▶ **TASK TO CARRY OUT**
Select the lines that hold the word "Vendredi" and copy each one.

========

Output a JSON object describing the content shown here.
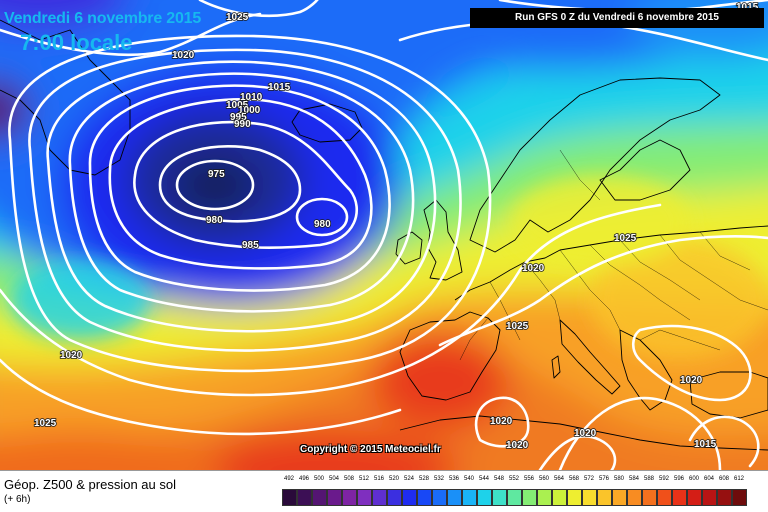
{
  "header": {
    "date_title": "Vendredi 6 novembre 2015",
    "time_title": "7:00 locale",
    "run_info": "Run GFS 0 Z du Vendredi 6 novembre 2015"
  },
  "copyright": "Copyright © 2015 Meteociel.fr",
  "legend": {
    "title": "Géop. Z500 & pression au sol",
    "subtitle": "(+ 6h)",
    "scale": [
      {
        "label": "492",
        "color": "#2a0a3a"
      },
      {
        "label": "496",
        "color": "#3c0f55"
      },
      {
        "label": "500",
        "color": "#541572"
      },
      {
        "label": "504",
        "color": "#6a1a8c"
      },
      {
        "label": "508",
        "color": "#7e24a4"
      },
      {
        "label": "512",
        "color": "#7f2fbf"
      },
      {
        "label": "516",
        "color": "#5f2fd0"
      },
      {
        "label": "520",
        "color": "#3b2fe0"
      },
      {
        "label": "524",
        "color": "#1f2cf0"
      },
      {
        "label": "528",
        "color": "#1848f6"
      },
      {
        "label": "532",
        "color": "#1a6cf8"
      },
      {
        "label": "536",
        "color": "#1a90f8"
      },
      {
        "label": "540",
        "color": "#1ab4f6"
      },
      {
        "label": "544",
        "color": "#1ed2ea"
      },
      {
        "label": "548",
        "color": "#3ee0c8"
      },
      {
        "label": "552",
        "color": "#5fe8a0"
      },
      {
        "label": "556",
        "color": "#84ec74"
      },
      {
        "label": "560",
        "color": "#aaf050"
      },
      {
        "label": "564",
        "color": "#ccf03a"
      },
      {
        "label": "568",
        "color": "#eeee30"
      },
      {
        "label": "572",
        "color": "#f8dc2e"
      },
      {
        "label": "576",
        "color": "#fac42a"
      },
      {
        "label": "580",
        "color": "#faa826"
      },
      {
        "label": "584",
        "color": "#f88c22"
      },
      {
        "label": "588",
        "color": "#f4701e"
      },
      {
        "label": "592",
        "color": "#f0501a"
      },
      {
        "label": "596",
        "color": "#e83218"
      },
      {
        "label": "600",
        "color": "#d41e16"
      },
      {
        "label": "604",
        "color": "#b81414"
      },
      {
        "label": "608",
        "color": "#961010"
      },
      {
        "label": "612",
        "color": "#6e0c0c"
      }
    ]
  },
  "isobar_labels": [
    "1025",
    "1020",
    "1015",
    "1010",
    "1005",
    "1000",
    "995",
    "990",
    "975",
    "980",
    "980",
    "985",
    "1020",
    "1025",
    "1025",
    "1020",
    "1020",
    "1025",
    "1020",
    "1020",
    "1015",
    "1020",
    "1015"
  ],
  "colors": {
    "low_core": "#1a2060",
    "deep_blue": "#1e35e0",
    "cyan": "#1ab4f6",
    "green": "#8aec70",
    "yellow": "#eeee30",
    "orange": "#f8a026",
    "red": "#e83a1c",
    "isobar": "#ffffff",
    "title": "#16b8f0"
  }
}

========

▶ **FULL RESPONSE**
    "date_title": "Vendredi 6 novembre 2015",
    "run_info": "Run GFS 0 Z du Vendredi 6 novembre 2015"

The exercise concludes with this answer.